<<<<

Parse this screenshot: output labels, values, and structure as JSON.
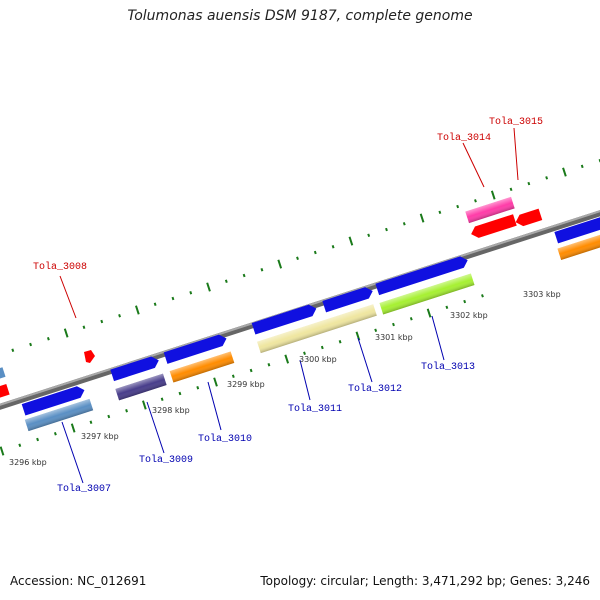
{
  "title": "Tolumonas auensis DSM 9187, complete genome",
  "footer": {
    "accession": "Accession: NC_012691",
    "stats": "Topology: circular; Length: 3,471,292 bp; Genes: 3,246"
  },
  "colors": {
    "backbone": "#8a8a8a",
    "tick": "#1a7a1a",
    "forward_gene": "#1010e0",
    "label_forward": "#0000b0",
    "label_reverse": "#cc0000",
    "kbp_text": "#333333"
  },
  "kbp_ticks": [
    {
      "label": "3296 kbp",
      "pos_kbp": 3296
    },
    {
      "label": "3297 kbp",
      "pos_kbp": 3297
    },
    {
      "label": "3298 kbp",
      "pos_kbp": 3298
    },
    {
      "label": "3299 kbp",
      "pos_kbp": 3299
    },
    {
      "label": "3300 kbp",
      "pos_kbp": 3300
    },
    {
      "label": "3301 kbp",
      "pos_kbp": 3301
    },
    {
      "label": "3302 kbp",
      "pos_kbp": 3302
    },
    {
      "label": "3303 kbp",
      "pos_kbp": 3303
    }
  ],
  "gene_labels": [
    {
      "label": "Tola_3007",
      "strand": "forward"
    },
    {
      "label": "Tola_3008",
      "strand": "reverse"
    },
    {
      "label": "Tola_3009",
      "strand": "forward"
    },
    {
      "label": "Tola_3010",
      "strand": "forward"
    },
    {
      "label": "Tola_3011",
      "strand": "forward"
    },
    {
      "label": "Tola_3012",
      "strand": "forward"
    },
    {
      "label": "Tola_3013",
      "strand": "forward"
    },
    {
      "label": "Tola_3014",
      "strand": "reverse"
    },
    {
      "label": "Tola_3015",
      "strand": "reverse"
    }
  ],
  "gene_colors": {
    "Tola_3007": "#5a8fc4",
    "Tola_3008": "#ff0000",
    "Tola_3009": "#483d8b",
    "Tola_3010": "#ff8c00",
    "Tola_3011": "#efe6a0",
    "Tola_3012": "#efe6a0",
    "Tola_3013": "#a6f032",
    "Tola_3014": "#ff3ca8",
    "Tola_3015": "#ff0000",
    "next_gene": "#ff8c00"
  }
}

>>>>

● **TASK TO CARRY OUT**: If a record holds a picture, leave the picture out, but copy everything else exactly.

● **WRITTEN ANSWER**:
Parse this screenshot: output labels, values, and structure as JSON.
{
  "title": "Tolumonas auensis DSM 9187, complete genome",
  "footer": {
    "accession": "Accession: NC_012691",
    "stats": "Topology: circular; Length: 3,471,292 bp; Genes: 3,246"
  },
  "colors": {
    "backbone": "#8a8a8a",
    "tick": "#1a7a1a",
    "forward_gene": "#1010e0",
    "label_forward": "#0000b0",
    "label_reverse": "#cc0000",
    "kbp_text": "#333333"
  },
  "kbp_ticks": [
    {
      "label": "3296 kbp",
      "pos_kbp": 3296
    },
    {
      "label": "3297 kbp",
      "pos_kbp": 3297
    },
    {
      "label": "3298 kbp",
      "pos_kbp": 3298
    },
    {
      "label": "3299 kbp",
      "pos_kbp": 3299
    },
    {
      "label": "3300 kbp",
      "pos_kbp": 3300
    },
    {
      "label": "3301 kbp",
      "pos_kbp": 3301
    },
    {
      "label": "3302 kbp",
      "pos_kbp": 3302
    },
    {
      "label": "3303 kbp",
      "pos_kbp": 3303
    }
  ],
  "gene_labels": [
    {
      "label": "Tola_3007",
      "strand": "forward"
    },
    {
      "label": "Tola_3008",
      "strand": "reverse"
    },
    {
      "label": "Tola_3009",
      "strand": "forward"
    },
    {
      "label": "Tola_3010",
      "strand": "forward"
    },
    {
      "label": "Tola_3011",
      "strand": "forward"
    },
    {
      "label": "Tola_3012",
      "strand": "forward"
    },
    {
      "label": "Tola_3013",
      "strand": "forward"
    },
    {
      "label": "Tola_3014",
      "strand": "reverse"
    },
    {
      "label": "Tola_3015",
      "strand": "reverse"
    }
  ],
  "gene_colors": {
    "Tola_3007": "#5a8fc4",
    "Tola_3008": "#ff0000",
    "Tola_3009": "#483d8b",
    "Tola_3010": "#ff8c00",
    "Tola_3011": "#efe6a0",
    "Tola_3012": "#efe6a0",
    "Tola_3013": "#a6f032",
    "Tola_3014": "#ff3ca8",
    "Tola_3015": "#ff0000",
    "next_gene": "#ff8c00"
  }
}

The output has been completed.